### Task description:
Identify the lines containing the word "color". Copy each one.

### Figure data in JSON:
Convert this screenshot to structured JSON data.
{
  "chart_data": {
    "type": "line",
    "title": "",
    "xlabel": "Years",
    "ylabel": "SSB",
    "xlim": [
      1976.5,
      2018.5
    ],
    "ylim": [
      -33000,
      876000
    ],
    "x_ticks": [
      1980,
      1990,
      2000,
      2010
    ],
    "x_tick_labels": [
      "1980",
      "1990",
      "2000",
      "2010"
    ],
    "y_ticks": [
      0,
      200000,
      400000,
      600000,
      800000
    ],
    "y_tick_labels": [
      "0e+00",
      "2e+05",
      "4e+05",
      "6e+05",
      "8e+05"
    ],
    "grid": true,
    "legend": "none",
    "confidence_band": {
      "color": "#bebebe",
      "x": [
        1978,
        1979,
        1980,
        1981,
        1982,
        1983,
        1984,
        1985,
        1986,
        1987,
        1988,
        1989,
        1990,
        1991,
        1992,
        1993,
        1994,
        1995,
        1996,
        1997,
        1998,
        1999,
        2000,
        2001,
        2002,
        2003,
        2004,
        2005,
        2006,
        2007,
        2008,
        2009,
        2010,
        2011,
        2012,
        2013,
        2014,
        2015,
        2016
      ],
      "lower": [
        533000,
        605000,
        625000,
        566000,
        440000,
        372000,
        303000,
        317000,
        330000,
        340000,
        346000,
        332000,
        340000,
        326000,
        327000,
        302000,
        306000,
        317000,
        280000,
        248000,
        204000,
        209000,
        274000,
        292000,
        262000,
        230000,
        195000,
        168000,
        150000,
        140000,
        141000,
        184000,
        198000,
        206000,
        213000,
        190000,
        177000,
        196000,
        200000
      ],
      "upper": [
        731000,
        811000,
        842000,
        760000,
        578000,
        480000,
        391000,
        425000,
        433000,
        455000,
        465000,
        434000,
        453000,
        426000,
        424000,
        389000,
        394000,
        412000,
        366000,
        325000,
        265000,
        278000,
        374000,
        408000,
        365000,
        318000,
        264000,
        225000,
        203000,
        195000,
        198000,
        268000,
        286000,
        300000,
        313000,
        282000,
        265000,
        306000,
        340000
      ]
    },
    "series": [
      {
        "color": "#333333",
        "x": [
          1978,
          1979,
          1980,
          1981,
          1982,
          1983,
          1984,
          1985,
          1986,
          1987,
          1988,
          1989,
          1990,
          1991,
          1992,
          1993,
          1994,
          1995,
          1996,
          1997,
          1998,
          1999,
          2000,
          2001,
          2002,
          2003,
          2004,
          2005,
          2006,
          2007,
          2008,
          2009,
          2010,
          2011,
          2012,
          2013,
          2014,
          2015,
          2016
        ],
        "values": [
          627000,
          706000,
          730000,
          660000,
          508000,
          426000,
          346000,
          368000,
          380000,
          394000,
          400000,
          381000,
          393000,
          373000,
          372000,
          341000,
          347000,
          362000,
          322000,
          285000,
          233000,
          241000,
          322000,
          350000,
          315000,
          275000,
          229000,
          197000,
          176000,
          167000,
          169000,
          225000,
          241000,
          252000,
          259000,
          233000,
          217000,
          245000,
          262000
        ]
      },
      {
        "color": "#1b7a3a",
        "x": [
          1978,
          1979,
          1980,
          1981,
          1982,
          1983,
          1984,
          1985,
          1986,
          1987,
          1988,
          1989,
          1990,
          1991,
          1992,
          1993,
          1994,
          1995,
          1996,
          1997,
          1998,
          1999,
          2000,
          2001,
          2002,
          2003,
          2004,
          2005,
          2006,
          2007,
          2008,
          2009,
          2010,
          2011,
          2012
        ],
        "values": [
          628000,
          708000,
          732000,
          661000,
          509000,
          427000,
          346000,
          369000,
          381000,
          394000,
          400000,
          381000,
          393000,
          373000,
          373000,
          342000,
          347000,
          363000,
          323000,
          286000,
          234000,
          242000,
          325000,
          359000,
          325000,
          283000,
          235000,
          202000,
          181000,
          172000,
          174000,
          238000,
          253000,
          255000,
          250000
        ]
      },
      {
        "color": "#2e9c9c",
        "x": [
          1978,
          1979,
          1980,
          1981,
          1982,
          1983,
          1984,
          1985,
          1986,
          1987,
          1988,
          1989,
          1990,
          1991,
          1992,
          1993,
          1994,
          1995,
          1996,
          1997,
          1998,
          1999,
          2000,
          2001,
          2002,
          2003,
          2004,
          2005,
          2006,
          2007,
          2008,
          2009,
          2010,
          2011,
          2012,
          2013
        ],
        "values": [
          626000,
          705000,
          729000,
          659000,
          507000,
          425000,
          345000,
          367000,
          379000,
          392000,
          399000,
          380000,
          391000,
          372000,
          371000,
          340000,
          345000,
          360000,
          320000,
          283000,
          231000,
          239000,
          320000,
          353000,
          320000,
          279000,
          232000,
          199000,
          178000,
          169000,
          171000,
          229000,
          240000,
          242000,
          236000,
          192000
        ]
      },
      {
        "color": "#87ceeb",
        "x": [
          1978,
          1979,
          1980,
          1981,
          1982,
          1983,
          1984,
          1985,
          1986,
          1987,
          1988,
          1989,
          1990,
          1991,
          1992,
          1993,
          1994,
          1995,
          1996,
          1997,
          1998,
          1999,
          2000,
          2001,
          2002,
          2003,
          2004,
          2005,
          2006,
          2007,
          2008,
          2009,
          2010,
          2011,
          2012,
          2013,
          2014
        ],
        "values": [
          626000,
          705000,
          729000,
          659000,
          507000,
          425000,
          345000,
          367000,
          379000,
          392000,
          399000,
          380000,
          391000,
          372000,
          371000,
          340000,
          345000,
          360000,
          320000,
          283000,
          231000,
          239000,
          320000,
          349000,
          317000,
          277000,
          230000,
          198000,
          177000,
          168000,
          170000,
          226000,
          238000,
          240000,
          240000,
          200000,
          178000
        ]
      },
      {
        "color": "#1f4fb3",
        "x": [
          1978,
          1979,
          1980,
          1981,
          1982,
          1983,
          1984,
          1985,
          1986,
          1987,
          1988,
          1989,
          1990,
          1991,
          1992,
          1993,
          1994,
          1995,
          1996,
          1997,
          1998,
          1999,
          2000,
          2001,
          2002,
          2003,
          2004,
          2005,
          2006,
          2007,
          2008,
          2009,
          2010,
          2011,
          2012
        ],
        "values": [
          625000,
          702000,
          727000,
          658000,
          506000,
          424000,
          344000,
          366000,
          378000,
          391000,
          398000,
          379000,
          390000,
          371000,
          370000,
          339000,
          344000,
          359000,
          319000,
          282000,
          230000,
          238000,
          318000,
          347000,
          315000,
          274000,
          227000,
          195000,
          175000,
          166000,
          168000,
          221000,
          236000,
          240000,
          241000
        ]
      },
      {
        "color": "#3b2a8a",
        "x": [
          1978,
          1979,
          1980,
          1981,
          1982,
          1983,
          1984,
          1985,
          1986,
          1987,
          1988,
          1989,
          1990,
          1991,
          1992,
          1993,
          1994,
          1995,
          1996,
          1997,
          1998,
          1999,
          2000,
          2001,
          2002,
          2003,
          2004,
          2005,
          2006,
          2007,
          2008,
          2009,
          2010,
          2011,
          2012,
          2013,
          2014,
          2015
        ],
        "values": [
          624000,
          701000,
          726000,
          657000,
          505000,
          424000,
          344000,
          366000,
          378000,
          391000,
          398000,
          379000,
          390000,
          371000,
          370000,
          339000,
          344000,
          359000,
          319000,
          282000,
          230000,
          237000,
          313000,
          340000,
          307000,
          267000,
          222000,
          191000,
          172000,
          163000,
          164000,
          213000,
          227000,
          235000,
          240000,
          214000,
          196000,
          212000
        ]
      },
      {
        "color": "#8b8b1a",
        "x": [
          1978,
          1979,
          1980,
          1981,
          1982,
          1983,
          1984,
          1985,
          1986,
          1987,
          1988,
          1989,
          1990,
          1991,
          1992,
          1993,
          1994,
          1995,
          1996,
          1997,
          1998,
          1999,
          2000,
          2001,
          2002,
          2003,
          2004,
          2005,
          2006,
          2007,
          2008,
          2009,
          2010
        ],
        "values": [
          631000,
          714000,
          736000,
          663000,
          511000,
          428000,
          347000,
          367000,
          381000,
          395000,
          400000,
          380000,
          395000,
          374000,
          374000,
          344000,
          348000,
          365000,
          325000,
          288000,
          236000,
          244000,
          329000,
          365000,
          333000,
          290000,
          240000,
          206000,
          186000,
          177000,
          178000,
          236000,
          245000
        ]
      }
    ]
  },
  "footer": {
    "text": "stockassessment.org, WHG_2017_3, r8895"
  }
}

### Full solution:
      "color": "#bebebe",
        "color": "#333333",
        "color": "#1b7a3a",
        "color": "#2e9c9c",
        "color": "#87ceeb",
        "color": "#1f4fb3",
        "color": "#3b2a8a",
        "color": "#8b8b1a",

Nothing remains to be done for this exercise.